• [Goal]: Print the whole listing exactly.

++++ Given entries

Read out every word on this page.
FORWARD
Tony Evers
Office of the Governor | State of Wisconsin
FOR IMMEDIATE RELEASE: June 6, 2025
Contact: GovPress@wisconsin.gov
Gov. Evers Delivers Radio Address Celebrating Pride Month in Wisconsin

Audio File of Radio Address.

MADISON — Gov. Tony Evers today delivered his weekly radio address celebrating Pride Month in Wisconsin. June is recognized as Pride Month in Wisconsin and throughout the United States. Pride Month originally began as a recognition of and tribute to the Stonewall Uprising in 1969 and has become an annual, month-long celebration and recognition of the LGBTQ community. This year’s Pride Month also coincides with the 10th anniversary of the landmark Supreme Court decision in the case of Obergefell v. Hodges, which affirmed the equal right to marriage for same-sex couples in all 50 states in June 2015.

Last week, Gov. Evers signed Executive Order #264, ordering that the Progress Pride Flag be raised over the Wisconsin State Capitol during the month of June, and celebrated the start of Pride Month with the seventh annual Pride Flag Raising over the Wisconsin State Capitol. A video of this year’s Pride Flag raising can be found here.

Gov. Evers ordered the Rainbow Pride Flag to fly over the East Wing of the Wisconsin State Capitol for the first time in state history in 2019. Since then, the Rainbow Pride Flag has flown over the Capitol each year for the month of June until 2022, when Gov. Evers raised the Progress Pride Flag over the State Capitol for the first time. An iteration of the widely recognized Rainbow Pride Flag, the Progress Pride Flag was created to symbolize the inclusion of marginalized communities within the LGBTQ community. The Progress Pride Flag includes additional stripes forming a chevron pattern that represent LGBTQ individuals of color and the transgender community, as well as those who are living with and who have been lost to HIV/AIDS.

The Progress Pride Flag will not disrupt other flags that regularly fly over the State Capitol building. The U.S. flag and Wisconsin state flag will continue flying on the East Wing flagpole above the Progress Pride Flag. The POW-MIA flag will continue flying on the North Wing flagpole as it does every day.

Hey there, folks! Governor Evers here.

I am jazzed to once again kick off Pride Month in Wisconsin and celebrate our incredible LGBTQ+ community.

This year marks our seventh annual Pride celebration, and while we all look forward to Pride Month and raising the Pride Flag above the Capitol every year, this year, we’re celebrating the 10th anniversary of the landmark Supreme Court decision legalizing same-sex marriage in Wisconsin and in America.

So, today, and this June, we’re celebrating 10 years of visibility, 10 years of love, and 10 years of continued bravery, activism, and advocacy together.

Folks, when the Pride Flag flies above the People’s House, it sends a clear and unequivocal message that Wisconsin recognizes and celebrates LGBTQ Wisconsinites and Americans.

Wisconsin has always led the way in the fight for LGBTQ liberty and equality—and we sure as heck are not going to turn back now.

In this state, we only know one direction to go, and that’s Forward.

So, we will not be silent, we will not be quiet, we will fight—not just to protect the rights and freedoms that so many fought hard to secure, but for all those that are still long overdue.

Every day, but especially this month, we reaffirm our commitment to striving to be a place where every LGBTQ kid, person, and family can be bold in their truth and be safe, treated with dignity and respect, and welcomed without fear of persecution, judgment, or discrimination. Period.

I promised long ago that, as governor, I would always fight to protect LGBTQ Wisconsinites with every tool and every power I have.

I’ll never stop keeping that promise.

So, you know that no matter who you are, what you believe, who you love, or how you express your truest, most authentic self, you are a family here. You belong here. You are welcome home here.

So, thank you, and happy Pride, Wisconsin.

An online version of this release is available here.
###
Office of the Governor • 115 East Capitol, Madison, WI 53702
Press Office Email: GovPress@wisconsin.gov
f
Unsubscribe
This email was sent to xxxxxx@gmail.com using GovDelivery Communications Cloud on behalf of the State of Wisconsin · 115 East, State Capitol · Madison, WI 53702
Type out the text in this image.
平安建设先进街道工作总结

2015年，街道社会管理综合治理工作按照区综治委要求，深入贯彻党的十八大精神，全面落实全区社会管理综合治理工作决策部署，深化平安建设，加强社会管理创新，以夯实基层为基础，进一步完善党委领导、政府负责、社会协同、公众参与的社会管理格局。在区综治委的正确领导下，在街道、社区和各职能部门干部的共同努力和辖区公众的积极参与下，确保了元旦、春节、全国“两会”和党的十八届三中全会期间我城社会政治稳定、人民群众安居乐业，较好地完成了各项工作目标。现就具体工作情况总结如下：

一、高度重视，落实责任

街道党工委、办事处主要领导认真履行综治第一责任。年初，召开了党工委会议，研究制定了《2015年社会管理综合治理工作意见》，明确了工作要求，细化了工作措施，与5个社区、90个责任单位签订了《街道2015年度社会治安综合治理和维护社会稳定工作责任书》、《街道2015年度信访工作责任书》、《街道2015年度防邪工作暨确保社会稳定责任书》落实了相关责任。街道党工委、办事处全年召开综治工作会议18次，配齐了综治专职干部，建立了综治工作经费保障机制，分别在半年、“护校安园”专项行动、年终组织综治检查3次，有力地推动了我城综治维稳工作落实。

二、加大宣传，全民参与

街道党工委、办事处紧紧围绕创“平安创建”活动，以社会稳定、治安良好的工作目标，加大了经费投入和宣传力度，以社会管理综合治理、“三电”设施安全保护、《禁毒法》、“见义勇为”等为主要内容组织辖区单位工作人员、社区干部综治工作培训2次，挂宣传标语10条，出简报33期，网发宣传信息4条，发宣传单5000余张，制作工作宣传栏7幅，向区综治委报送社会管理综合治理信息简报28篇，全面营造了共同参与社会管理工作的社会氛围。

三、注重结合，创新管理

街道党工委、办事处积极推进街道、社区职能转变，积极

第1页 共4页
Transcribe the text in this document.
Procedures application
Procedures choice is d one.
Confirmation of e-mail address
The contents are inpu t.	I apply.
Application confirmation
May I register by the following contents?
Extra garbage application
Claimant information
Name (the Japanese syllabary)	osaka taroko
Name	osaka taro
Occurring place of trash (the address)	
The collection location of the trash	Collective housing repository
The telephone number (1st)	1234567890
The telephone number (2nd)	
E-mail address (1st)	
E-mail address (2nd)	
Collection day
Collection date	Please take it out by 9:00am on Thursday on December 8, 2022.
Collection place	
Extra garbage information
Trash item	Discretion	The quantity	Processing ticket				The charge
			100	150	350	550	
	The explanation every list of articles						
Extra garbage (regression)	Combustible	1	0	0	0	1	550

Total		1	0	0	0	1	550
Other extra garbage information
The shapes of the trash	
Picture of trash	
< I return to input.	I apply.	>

++++++++

• [Problem solution]:
Read out every word on this page.
FORWARD
Tony Evers
Office of the Governor | State of Wisconsin
FOR IMMEDIATE RELEASE: June 6, 2025
Contact: GovPress@wisconsin.gov
Gov. Evers Delivers Radio Address Celebrating Pride Month in Wisconsin

Audio File of Radio Address.

MADISON — Gov. Tony Evers today delivered his weekly radio address celebrating Pride Month in Wisconsin. June is recognized as Pride Month in Wisconsin and throughout the United States. Pride Month originally began as a recognition of and tribute to the Stonewall Uprising in 1969 and has become an annual, month-long celebration and recognition of the LGBTQ community. This year’s Pride Month also coincides with the 10th anniversary of the landmark Supreme Court decision in the case of Obergefell v. Hodges, which affirmed the equal right to marriage for same-sex couples in all 50 states in June 2015.

Last week, Gov. Evers signed Executive Order #264, ordering that the Progress Pride Flag be raised over the Wisconsin State Capitol during the month of June, and celebrated the start of Pride Month with the seventh annual Pride Flag Raising over the Wisconsin State Capitol. A video of this year’s Pride Flag raising can be found here.

Gov. Evers ordered the Rainbow Pride Flag to fly over the East Wing of the Wisconsin State Capitol for the first time in state history in 2019. Since then, the Rainbow Pride Flag has flown over the Capitol each year for the month of June until 2022, when Gov. Evers raised the Progress Pride Flag over the State Capitol for the first time. An iteration of the widely recognized Rainbow Pride Flag, the Progress Pride Flag was created to symbolize the inclusion of marginalized communities within the LGBTQ community. The Progress Pride Flag includes additional stripes forming a chevron pattern that represent LGBTQ individuals of color and the transgender community, as well as those who are living with and who have been lost to HIV/AIDS.

The Progress Pride Flag will not disrupt other flags that regularly fly over the State Capitol building. The U.S. flag and Wisconsin state flag will continue flying on the East Wing flagpole above the Progress Pride Flag. The POW-MIA flag will continue flying on the North Wing flagpole as it does every day.

Hey there, folks! Governor Evers here.

I am jazzed to once again kick off Pride Month in Wisconsin and celebrate our incredible LGBTQ+ community.

This year marks our seventh annual Pride celebration, and while we all look forward to Pride Month and raising the Pride Flag above the Capitol every year, this year, we’re celebrating the 10th anniversary of the landmark Supreme Court decision legalizing same-sex marriage in Wisconsin and in America.

So, today, and this June, we’re celebrating 10 years of visibility, 10 years of love, and 10 years of continued bravery, activism, and advocacy together.

Folks, when the Pride Flag flies above the People’s House, it sends a clear and unequivocal message that Wisconsin recognizes and celebrates LGBTQ Wisconsinites and Americans.

Wisconsin has always led the way in the fight for LGBTQ liberty and equality—and we sure as heck are not going to turn back now.

In this state, we only know one direction to go, and that’s Forward.

So, we will not be silent, we will not be quiet, we will fight—not just to protect the rights and freedoms that so many fought hard to secure, but for all those that are still long overdue.

Every day, but especially this month, we reaffirm our commitment to striving to be a place where every LGBTQ kid, person, and family can be bold in their truth and be safe, treated with dignity and respect, and welcomed without fear of persecution, judgment, or discrimination. Period.

I promised long ago that, as governor, I would always fight to protect LGBTQ Wisconsinites with every tool and every power I have.

I’ll never stop keeping that promise.

So, you know that no matter who you are, what you believe, who you love, or how you express your truest, most authentic self, you are a family here. You belong here. You are welcome home here.

So, thank you, and happy Pride, Wisconsin.

An online version of this release is available here.
###
Office of the Governor • 115 East Capitol, Madison, WI 53702
Press Office Email: GovPress@wisconsin.gov
f
Unsubscribe
This email was sent to xxxxxx@gmail.com using GovDelivery Communications Cloud on behalf of the State of Wisconsin · 115 East, State Capitol · Madison, WI 53702
Type out the text in this image.
平安建设先进街道工作总结

2015年，街道社会管理综合治理工作按照区综治委要求，深入贯彻党的十八大精神，全面落实全区社会管理综合治理工作决策部署，深化平安建设，加强社会管理创新，以夯实基层为基础，进一步完善党委领导、政府负责、社会协同、公众参与的社会管理格局。在区综治委的正确领导下，在街道、社区和各职能部门干部的共同努力和辖区公众的积极参与下，确保了元旦、春节、全国“两会”和党的十八届三中全会期间我城社会政治稳定、人民群众安居乐业，较好地完成了各项工作目标。现就具体工作情况总结如下：

一、高度重视，落实责任

街道党工委、办事处主要领导认真履行综治第一责任。年初，召开了党工委会议，研究制定了《2015年社会管理综合治理工作意见》，明确了工作要求，细化了工作措施，与5个社区、90个责任单位签订了《街道2015年度社会治安综合治理和维护社会稳定工作责任书》、《街道2015年度信访工作责任书》、《街道2015年度防邪工作暨确保社会稳定责任书》落实了相关责任。街道党工委、办事处全年召开综治工作会议18次，配齐了综治专职干部，建立了综治工作经费保障机制，分别在半年、“护校安园”专项行动、年终组织综治检查3次，有力地推动了我城综治维稳工作落实。

二、加大宣传，全民参与

街道党工委、办事处紧紧围绕创“平安创建”活动，以社会稳定、治安良好的工作目标，加大了经费投入和宣传力度，以社会管理综合治理、“三电”设施安全保护、《禁毒法》、“见义勇为”等为主要内容组织辖区单位工作人员、社区干部综治工作培训2次，挂宣传标语10条，出简报33期，网发宣传信息4条，发宣传单5000余张，制作工作宣传栏7幅，向区综治委报送社会管理综合治理信息简报28篇，全面营造了共同参与社会管理工作的社会氛围。

三、注重结合，创新管理

街道党工委、办事处积极推进街道、社区职能转变，积极

第1页 共4页
Transcribe the text in this document.
Procedures application
Procedures choice is d one.
Confirmation of e-mail address
The contents are inpu t.	I apply.
Application confirmation
May I register by the following contents?
Extra garbage application
Claimant information
Name (the Japanese syllabary)	osaka taroko
Name	osaka taro
Occurring place of trash (the address)	
The collection location of the trash	Collective housing repository
The telephone number (1st)	1234567890
The telephone number (2nd)	
E-mail address (1st)	
E-mail address (2nd)	
Collection day
Collection date	Please take it out by 9:00am on Thursday on December 8, 2022.
Collection place	
Extra garbage information
Trash item	Discretion	The quantity	Processing ticket				The charge
			100	150	350	550	
	The explanation every list of articles						
Extra garbage (regression)	Combustible	1	0	0	0	1	550

Total		1	0	0	0	1	550
Other extra garbage information
The shapes of the trash	
Picture of trash	
< I return to input.	I apply.	>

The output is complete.